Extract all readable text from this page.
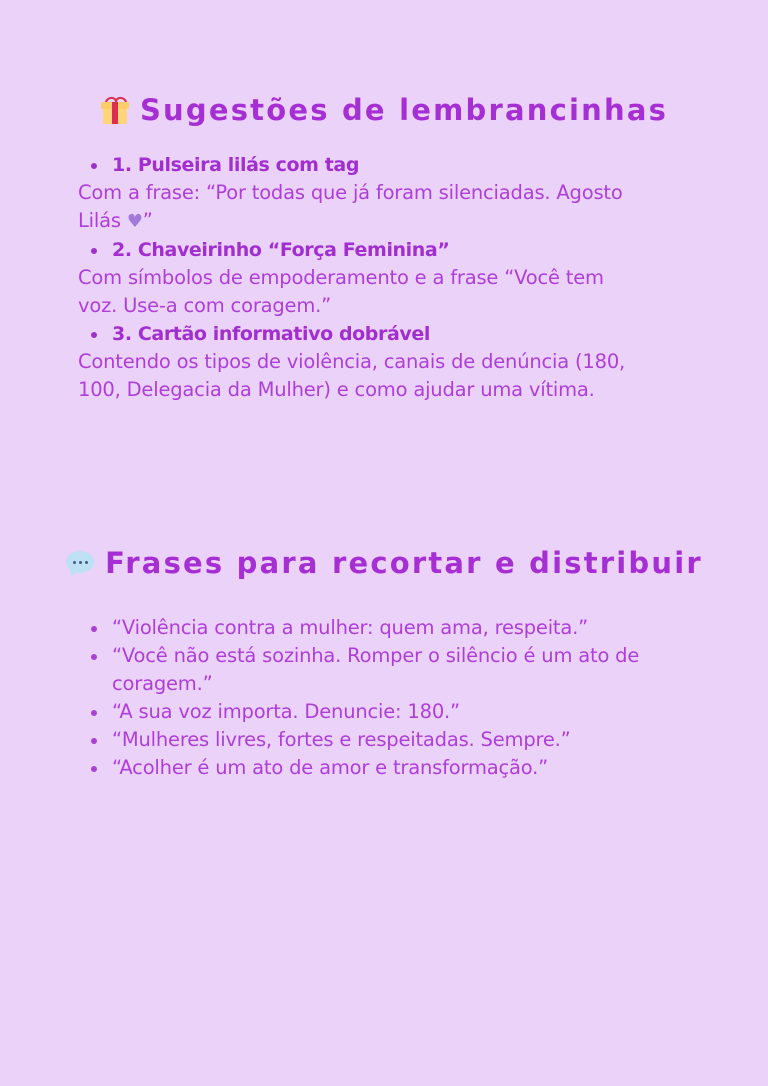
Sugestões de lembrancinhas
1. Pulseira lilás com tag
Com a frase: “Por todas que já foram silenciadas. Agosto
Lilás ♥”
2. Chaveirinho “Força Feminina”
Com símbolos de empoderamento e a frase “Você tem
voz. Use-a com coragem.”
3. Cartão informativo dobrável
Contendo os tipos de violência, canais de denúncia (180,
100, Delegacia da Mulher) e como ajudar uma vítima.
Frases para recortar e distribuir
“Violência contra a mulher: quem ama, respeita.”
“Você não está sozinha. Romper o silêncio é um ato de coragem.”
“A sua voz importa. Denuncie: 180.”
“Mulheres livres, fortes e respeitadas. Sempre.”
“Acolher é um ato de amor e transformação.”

Stated goal
Copy the listing over exactly, skipping the pictures it holds.

Correct answer
Extract all readable text from this page.
Sugestões de lembrancinhas
1. Pulseira lilás com tag
Com a frase: “Por todas que já foram silenciadas. Agosto
Lilás ♥”
2. Chaveirinho “Força Feminina”
Com símbolos de empoderamento e a frase “Você tem
voz. Use-a com coragem.”
3. Cartão informativo dobrável
Contendo os tipos de violência, canais de denúncia (180,
100, Delegacia da Mulher) e como ajudar uma vítima.
Frases para recortar e distribuir
“Violência contra a mulher: quem ama, respeita.”
“Você não está sozinha. Romper o silêncio é um ato de coragem.”
“A sua voz importa. Denuncie: 180.”
“Mulheres livres, fortes e respeitadas. Sempre.”
“Acolher é um ato de amor e transformação.”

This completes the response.